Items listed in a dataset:
____
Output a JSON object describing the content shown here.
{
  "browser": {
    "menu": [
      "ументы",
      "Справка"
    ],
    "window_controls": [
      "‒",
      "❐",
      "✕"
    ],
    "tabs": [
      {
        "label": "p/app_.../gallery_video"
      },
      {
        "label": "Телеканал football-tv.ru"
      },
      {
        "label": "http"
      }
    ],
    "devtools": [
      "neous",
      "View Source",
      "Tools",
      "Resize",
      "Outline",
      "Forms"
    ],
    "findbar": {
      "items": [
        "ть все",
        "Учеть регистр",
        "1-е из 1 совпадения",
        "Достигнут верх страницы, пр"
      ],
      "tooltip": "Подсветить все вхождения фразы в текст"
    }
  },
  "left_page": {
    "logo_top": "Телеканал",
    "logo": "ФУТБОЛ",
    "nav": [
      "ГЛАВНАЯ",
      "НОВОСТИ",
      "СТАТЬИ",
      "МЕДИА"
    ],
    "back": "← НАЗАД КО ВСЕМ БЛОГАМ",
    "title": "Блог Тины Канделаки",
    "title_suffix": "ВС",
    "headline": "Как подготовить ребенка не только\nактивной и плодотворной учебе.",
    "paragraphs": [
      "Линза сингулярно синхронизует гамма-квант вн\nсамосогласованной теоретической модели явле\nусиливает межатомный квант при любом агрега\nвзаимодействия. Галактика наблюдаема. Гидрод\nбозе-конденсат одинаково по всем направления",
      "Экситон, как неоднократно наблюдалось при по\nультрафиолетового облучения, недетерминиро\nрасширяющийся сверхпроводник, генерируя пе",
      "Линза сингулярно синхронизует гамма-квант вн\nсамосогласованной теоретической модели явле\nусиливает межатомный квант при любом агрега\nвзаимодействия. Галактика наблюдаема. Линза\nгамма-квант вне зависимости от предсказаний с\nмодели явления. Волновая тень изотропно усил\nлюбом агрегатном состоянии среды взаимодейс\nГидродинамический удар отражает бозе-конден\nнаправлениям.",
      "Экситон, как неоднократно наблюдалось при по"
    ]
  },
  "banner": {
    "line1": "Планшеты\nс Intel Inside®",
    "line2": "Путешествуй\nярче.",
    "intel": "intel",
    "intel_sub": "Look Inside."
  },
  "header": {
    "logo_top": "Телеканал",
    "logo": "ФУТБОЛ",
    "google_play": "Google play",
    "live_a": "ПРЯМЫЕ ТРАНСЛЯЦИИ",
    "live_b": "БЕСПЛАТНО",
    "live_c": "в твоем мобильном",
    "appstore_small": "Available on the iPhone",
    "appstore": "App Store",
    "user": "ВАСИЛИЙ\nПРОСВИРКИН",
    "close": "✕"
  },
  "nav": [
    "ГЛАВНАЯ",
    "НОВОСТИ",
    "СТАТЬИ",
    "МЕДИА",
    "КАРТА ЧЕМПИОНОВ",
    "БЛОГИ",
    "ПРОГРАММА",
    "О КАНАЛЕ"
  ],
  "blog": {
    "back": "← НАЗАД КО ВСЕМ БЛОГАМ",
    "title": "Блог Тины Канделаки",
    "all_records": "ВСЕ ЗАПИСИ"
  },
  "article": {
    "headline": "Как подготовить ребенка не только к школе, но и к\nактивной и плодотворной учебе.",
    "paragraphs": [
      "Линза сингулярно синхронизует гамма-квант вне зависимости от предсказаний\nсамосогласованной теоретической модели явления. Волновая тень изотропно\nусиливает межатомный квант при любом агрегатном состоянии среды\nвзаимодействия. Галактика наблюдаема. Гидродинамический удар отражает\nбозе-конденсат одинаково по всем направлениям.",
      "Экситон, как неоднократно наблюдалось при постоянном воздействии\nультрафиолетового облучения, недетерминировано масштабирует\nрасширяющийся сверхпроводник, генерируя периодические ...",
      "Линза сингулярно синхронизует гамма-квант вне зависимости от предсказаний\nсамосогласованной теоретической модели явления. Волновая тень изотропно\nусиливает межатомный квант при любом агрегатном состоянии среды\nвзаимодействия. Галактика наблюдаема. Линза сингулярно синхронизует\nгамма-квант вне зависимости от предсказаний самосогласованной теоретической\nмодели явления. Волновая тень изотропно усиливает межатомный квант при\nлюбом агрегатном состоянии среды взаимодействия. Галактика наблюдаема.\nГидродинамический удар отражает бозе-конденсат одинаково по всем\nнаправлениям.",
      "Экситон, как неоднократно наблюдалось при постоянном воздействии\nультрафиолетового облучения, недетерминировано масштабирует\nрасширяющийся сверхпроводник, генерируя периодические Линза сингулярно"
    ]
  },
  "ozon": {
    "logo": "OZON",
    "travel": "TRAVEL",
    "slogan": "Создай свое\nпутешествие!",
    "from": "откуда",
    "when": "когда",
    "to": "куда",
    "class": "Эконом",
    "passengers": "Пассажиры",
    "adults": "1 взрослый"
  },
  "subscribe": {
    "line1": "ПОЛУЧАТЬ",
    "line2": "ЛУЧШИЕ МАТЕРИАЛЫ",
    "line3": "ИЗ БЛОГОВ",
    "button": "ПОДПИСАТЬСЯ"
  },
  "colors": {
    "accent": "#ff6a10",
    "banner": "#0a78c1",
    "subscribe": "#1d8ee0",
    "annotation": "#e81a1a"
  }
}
____
▶ _Exercise brief_: Set every line of the listing down word for word.

▶ _Solution for this task_:
Output a JSON object describing the content shown here.
{
  "browser": {
    "menu": [
      "ументы",
      "Справка"
    ],
    "window_controls": [
      "‒",
      "❐",
      "✕"
    ],
    "tabs": [
      {
        "label": "p/app_.../gallery_video"
      },
      {
        "label": "Телеканал football-tv.ru"
      },
      {
        "label": "http"
      }
    ],
    "devtools": [
      "neous",
      "View Source",
      "Tools",
      "Resize",
      "Outline",
      "Forms"
    ],
    "findbar": {
      "items": [
        "ть все",
        "Учеть регистр",
        "1-е из 1 совпадения",
        "Достигнут верх страницы, пр"
      ],
      "tooltip": "Подсветить все вхождения фразы в текст"
    }
  },
  "left_page": {
    "logo_top": "Телеканал",
    "logo": "ФУТБОЛ",
    "nav": [
      "ГЛАВНАЯ",
      "НОВОСТИ",
      "СТАТЬИ",
      "МЕДИА"
    ],
    "back": "← НАЗАД КО ВСЕМ БЛОГАМ",
    "title": "Блог Тины Канделаки",
    "title_suffix": "ВС",
    "headline": "Как подготовить ребенка не только\nактивной и плодотворной учебе.",
    "paragraphs": [
      "Линза сингулярно синхронизует гамма-квант вн\nсамосогласованной теоретической модели явле\nусиливает межатомный квант при любом агрега\nвзаимодействия. Галактика наблюдаема. Гидрод\nбозе-конденсат одинаково по всем направления",
      "Экситон, как неоднократно наблюдалось при по\nультрафиолетового облучения, недетерминиро\nрасширяющийся сверхпроводник, генерируя пе",
      "Линза сингулярно синхронизует гамма-квант вн\nсамосогласованной теоретической модели явле\nусиливает межатомный квант при любом агрега\nвзаимодействия. Галактика наблюдаема. Линза\nгамма-квант вне зависимости от предсказаний с\nмодели явления. Волновая тень изотропно усил\nлюбом агрегатном состоянии среды взаимодейс\nГидродинамический удар отражает бозе-конден\nнаправлениям.",
      "Экситон, как неоднократно наблюдалось при по"
    ]
  },
  "banner": {
    "line1": "Планшеты\nс Intel Inside®",
    "line2": "Путешествуй\nярче.",
    "intel": "intel",
    "intel_sub": "Look Inside."
  },
  "header": {
    "logo_top": "Телеканал",
    "logo": "ФУТБОЛ",
    "google_play": "Google play",
    "live_a": "ПРЯМЫЕ ТРАНСЛЯЦИИ",
    "live_b": "БЕСПЛАТНО",
    "live_c": "в твоем мобильном",
    "appstore_small": "Available on the iPhone",
    "appstore": "App Store",
    "user": "ВАСИЛИЙ\nПРОСВИРКИН",
    "close": "✕"
  },
  "nav": [
    "ГЛАВНАЯ",
    "НОВОСТИ",
    "СТАТЬИ",
    "МЕДИА",
    "КАРТА ЧЕМПИОНОВ",
    "БЛОГИ",
    "ПРОГРАММА",
    "О КАНАЛЕ"
  ],
  "blog": {
    "back": "← НАЗАД КО ВСЕМ БЛОГАМ",
    "title": "Блог Тины Канделаки",
    "all_records": "ВСЕ ЗАПИСИ"
  },
  "article": {
    "headline": "Как подготовить ребенка не только к школе, но и к\nактивной и плодотворной учебе.",
    "paragraphs": [
      "Линза сингулярно синхронизует гамма-квант вне зависимости от предсказаний\nсамосогласованной теоретической модели явления. Волновая тень изотропно\nусиливает межатомный квант при любом агрегатном состоянии среды\nвзаимодействия. Галактика наблюдаема. Гидродинамический удар отражает\nбозе-конденсат одинаково по всем направлениям.",
      "Экситон, как неоднократно наблюдалось при постоянном воздействии\nультрафиолетового облучения, недетерминировано масштабирует\nрасширяющийся сверхпроводник, генерируя периодические ...",
      "Линза сингулярно синхронизует гамма-квант вне зависимости от предсказаний\nсамосогласованной теоретической модели явления. Волновая тень изотропно\nусиливает межатомный квант при любом агрегатном состоянии среды\nвзаимодействия. Галактика наблюдаема. Линза сингулярно синхронизует\nгамма-квант вне зависимости от предсказаний самосогласованной теоретической\nмодели явления. Волновая тень изотропно усиливает межатомный квант при\nлюбом агрегатном состоянии среды взаимодействия. Галактика наблюдаема.\nГидродинамический удар отражает бозе-конденсат одинаково по всем\nнаправлениям.",
      "Экситон, как неоднократно наблюдалось при постоянном воздействии\nультрафиолетового облучения, недетерминировано масштабирует\nрасширяющийся сверхпроводник, генерируя периодические Линза сингулярно"
    ]
  },
  "ozon": {
    "logo": "OZON",
    "travel": "TRAVEL",
    "slogan": "Создай свое\nпутешествие!",
    "from": "откуда",
    "when": "когда",
    "to": "куда",
    "class": "Эконом",
    "passengers": "Пассажиры",
    "adults": "1 взрослый"
  },
  "subscribe": {
    "line1": "ПОЛУЧАТЬ",
    "line2": "ЛУЧШИЕ МАТЕРИАЛЫ",
    "line3": "ИЗ БЛОГОВ",
    "button": "ПОДПИСАТЬСЯ"
  },
  "colors": {
    "accent": "#ff6a10",
    "banner": "#0a78c1",
    "subscribe": "#1d8ee0",
    "annotation": "#e81a1a"
  }
}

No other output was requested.